[Collected data]
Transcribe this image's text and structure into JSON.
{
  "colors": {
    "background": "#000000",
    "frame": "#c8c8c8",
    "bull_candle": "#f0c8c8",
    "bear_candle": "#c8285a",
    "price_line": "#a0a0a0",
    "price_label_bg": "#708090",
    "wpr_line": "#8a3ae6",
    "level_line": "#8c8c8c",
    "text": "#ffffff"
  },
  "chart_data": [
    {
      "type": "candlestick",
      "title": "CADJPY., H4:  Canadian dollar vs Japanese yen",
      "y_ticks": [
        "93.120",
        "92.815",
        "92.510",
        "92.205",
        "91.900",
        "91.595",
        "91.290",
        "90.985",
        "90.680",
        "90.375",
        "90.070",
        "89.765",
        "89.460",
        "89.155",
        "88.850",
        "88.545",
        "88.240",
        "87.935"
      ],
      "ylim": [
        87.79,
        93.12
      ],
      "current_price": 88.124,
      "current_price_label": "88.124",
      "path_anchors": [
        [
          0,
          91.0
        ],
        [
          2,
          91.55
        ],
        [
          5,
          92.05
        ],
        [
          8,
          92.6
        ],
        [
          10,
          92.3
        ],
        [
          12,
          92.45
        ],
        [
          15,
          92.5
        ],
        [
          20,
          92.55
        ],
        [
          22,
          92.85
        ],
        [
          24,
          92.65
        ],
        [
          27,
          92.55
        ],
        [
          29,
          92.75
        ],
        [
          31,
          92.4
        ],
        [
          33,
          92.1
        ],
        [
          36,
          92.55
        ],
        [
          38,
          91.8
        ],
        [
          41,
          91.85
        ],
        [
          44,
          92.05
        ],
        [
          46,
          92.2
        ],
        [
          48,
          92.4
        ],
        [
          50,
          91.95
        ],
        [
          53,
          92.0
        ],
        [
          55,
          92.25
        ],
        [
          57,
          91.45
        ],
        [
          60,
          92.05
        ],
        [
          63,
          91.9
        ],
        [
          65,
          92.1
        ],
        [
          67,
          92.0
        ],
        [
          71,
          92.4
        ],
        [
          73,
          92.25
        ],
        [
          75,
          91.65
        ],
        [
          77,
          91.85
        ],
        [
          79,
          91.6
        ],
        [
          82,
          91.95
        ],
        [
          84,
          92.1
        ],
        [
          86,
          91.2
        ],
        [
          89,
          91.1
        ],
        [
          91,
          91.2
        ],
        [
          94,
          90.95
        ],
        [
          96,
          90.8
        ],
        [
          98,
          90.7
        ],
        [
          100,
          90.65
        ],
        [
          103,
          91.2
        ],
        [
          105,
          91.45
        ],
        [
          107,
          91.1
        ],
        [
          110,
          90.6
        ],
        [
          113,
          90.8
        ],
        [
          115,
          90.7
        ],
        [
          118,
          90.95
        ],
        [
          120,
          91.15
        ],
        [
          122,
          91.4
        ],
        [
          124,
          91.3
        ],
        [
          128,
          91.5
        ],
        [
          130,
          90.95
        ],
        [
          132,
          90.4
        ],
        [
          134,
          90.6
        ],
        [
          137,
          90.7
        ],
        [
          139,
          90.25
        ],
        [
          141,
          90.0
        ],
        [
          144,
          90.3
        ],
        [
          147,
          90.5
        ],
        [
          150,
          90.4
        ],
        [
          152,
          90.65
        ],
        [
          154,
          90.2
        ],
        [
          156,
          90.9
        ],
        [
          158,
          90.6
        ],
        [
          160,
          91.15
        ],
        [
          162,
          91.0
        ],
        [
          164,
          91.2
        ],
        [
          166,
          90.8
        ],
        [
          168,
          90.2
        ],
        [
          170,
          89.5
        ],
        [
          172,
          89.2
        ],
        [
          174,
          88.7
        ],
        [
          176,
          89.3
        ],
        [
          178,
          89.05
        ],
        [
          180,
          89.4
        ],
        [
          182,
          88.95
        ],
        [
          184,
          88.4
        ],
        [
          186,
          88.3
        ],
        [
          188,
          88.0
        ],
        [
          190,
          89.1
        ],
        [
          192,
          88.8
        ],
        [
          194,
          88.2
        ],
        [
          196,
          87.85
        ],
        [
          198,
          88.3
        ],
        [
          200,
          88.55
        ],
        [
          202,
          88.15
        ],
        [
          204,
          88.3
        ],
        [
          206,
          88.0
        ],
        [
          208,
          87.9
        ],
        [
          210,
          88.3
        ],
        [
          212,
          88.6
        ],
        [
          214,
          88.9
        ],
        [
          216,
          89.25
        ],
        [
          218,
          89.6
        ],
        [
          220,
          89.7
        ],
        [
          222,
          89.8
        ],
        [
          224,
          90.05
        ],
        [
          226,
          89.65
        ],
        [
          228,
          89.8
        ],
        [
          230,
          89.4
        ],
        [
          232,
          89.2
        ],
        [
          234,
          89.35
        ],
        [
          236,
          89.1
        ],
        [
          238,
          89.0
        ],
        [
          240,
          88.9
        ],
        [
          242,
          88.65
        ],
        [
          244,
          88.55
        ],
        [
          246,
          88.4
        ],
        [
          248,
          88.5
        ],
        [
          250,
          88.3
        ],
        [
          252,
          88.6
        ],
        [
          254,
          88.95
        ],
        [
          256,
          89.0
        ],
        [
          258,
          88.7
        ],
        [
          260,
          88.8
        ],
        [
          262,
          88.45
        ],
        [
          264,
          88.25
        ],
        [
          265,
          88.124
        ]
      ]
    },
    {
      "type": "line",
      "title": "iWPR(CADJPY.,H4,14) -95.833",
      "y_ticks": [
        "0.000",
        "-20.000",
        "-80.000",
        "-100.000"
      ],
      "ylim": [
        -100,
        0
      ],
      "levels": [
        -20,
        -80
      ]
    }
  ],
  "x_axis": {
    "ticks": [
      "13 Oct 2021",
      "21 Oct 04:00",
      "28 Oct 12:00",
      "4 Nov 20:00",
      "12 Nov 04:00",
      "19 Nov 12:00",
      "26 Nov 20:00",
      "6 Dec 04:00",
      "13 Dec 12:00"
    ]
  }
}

* [The task]: Where a line holds "text", copy that line.

* [Exercise solution]:
Transcribe this image's text and structure into JSON.
    "text": "#ffffff"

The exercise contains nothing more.